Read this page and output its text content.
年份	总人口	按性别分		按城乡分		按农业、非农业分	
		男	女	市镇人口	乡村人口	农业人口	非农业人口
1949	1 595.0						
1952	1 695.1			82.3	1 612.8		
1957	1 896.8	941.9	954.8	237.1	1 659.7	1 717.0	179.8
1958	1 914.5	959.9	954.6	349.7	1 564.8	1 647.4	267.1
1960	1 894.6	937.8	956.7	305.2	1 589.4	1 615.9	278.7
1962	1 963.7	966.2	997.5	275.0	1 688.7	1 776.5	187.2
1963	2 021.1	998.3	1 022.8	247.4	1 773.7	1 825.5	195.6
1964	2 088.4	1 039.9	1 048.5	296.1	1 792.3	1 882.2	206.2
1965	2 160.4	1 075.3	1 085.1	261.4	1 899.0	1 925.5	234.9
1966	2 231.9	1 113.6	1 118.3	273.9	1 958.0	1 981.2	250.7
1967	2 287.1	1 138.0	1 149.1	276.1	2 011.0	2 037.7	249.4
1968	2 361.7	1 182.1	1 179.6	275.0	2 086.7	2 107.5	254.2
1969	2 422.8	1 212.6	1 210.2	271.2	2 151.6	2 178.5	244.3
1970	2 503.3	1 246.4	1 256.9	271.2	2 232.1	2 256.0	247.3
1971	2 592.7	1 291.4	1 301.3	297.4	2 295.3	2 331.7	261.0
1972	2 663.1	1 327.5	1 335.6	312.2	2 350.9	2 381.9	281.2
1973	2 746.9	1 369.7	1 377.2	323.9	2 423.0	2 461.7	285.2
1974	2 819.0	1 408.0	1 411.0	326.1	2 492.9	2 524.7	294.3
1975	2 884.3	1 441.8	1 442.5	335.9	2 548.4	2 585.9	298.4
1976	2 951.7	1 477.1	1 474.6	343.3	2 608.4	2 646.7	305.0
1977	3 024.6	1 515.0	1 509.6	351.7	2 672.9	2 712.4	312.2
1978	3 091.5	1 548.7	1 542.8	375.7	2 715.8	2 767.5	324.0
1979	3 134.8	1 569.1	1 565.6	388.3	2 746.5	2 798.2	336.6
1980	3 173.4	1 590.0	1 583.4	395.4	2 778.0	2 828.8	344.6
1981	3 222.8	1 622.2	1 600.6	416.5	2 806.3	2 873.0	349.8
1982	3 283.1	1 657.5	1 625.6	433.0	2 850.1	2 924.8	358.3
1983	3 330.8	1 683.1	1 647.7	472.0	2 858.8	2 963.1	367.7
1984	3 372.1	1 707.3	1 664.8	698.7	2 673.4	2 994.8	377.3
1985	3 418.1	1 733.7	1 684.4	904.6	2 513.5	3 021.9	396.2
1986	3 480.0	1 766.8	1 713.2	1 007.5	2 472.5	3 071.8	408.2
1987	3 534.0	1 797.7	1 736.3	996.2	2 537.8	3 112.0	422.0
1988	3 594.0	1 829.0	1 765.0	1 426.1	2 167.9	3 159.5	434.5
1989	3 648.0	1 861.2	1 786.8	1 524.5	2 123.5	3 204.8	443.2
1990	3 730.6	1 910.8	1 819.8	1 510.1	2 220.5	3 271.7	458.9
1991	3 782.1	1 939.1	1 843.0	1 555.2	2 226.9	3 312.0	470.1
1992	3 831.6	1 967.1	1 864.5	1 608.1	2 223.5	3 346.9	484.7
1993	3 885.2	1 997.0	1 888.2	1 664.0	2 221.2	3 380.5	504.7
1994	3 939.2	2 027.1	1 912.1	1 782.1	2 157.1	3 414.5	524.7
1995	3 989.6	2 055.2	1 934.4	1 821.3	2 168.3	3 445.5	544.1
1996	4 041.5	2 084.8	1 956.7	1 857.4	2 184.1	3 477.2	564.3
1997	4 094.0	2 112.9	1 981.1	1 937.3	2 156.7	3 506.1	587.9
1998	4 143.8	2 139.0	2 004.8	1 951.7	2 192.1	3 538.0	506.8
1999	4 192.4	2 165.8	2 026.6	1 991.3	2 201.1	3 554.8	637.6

##########

* GIVEN TASK: From the listing above, extract every line exactly as it stands.

* CORRECT RESPONSE:
Read this page and output its text content.
年份	总人口	按性别分		按城乡分		按农业、非农业分	
		男	女	市镇人口	乡村人口	农业人口	非农业人口
1949	1 595.0						
1952	1 695.1			82.3	1 612.8		
1957	1 896.8	941.9	954.8	237.1	1 659.7	1 717.0	179.8
1958	1 914.5	959.9	954.6	349.7	1 564.8	1 647.4	267.1
1960	1 894.6	937.8	956.7	305.2	1 589.4	1 615.9	278.7
1962	1 963.7	966.2	997.5	275.0	1 688.7	1 776.5	187.2
1963	2 021.1	998.3	1 022.8	247.4	1 773.7	1 825.5	195.6
1964	2 088.4	1 039.9	1 048.5	296.1	1 792.3	1 882.2	206.2
1965	2 160.4	1 075.3	1 085.1	261.4	1 899.0	1 925.5	234.9
1966	2 231.9	1 113.6	1 118.3	273.9	1 958.0	1 981.2	250.7
1967	2 287.1	1 138.0	1 149.1	276.1	2 011.0	2 037.7	249.4
1968	2 361.7	1 182.1	1 179.6	275.0	2 086.7	2 107.5	254.2
1969	2 422.8	1 212.6	1 210.2	271.2	2 151.6	2 178.5	244.3
1970	2 503.3	1 246.4	1 256.9	271.2	2 232.1	2 256.0	247.3
1971	2 592.7	1 291.4	1 301.3	297.4	2 295.3	2 331.7	261.0
1972	2 663.1	1 327.5	1 335.6	312.2	2 350.9	2 381.9	281.2
1973	2 746.9	1 369.7	1 377.2	323.9	2 423.0	2 461.7	285.2
1974	2 819.0	1 408.0	1 411.0	326.1	2 492.9	2 524.7	294.3
1975	2 884.3	1 441.8	1 442.5	335.9	2 548.4	2 585.9	298.4
1976	2 951.7	1 477.1	1 474.6	343.3	2 608.4	2 646.7	305.0
1977	3 024.6	1 515.0	1 509.6	351.7	2 672.9	2 712.4	312.2
1978	3 091.5	1 548.7	1 542.8	375.7	2 715.8	2 767.5	324.0
1979	3 134.8	1 569.1	1 565.6	388.3	2 746.5	2 798.2	336.6
1980	3 173.4	1 590.0	1 583.4	395.4	2 778.0	2 828.8	344.6
1981	3 222.8	1 622.2	1 600.6	416.5	2 806.3	2 873.0	349.8
1982	3 283.1	1 657.5	1 625.6	433.0	2 850.1	2 924.8	358.3
1983	3 330.8	1 683.1	1 647.7	472.0	2 858.8	2 963.1	367.7
1984	3 372.1	1 707.3	1 664.8	698.7	2 673.4	2 994.8	377.3
1985	3 418.1	1 733.7	1 684.4	904.6	2 513.5	3 021.9	396.2
1986	3 480.0	1 766.8	1 713.2	1 007.5	2 472.5	3 071.8	408.2
1987	3 534.0	1 797.7	1 736.3	996.2	2 537.8	3 112.0	422.0
1988	3 594.0	1 829.0	1 765.0	1 426.1	2 167.9	3 159.5	434.5
1989	3 648.0	1 861.2	1 786.8	1 524.5	2 123.5	3 204.8	443.2
1990	3 730.6	1 910.8	1 819.8	1 510.1	2 220.5	3 271.7	458.9
1991	3 782.1	1 939.1	1 843.0	1 555.2	2 226.9	3 312.0	470.1
1992	3 831.6	1 967.1	1 864.5	1 608.1	2 223.5	3 346.9	484.7
1993	3 885.2	1 997.0	1 888.2	1 664.0	2 221.2	3 380.5	504.7
1994	3 939.2	2 027.1	1 912.1	1 782.1	2 157.1	3 414.5	524.7
1995	3 989.6	2 055.2	1 934.4	1 821.3	2 168.3	3 445.5	544.1
1996	4 041.5	2 084.8	1 956.7	1 857.4	2 184.1	3 477.2	564.3
1997	4 094.0	2 112.9	1 981.1	1 937.3	2 156.7	3 506.1	587.9
1998	4 143.8	2 139.0	2 004.8	1 951.7	2 192.1	3 538.0	506.8
1999	4 192.4	2 165.8	2 026.6	1 991.3	2 201.1	3 554.8	637.6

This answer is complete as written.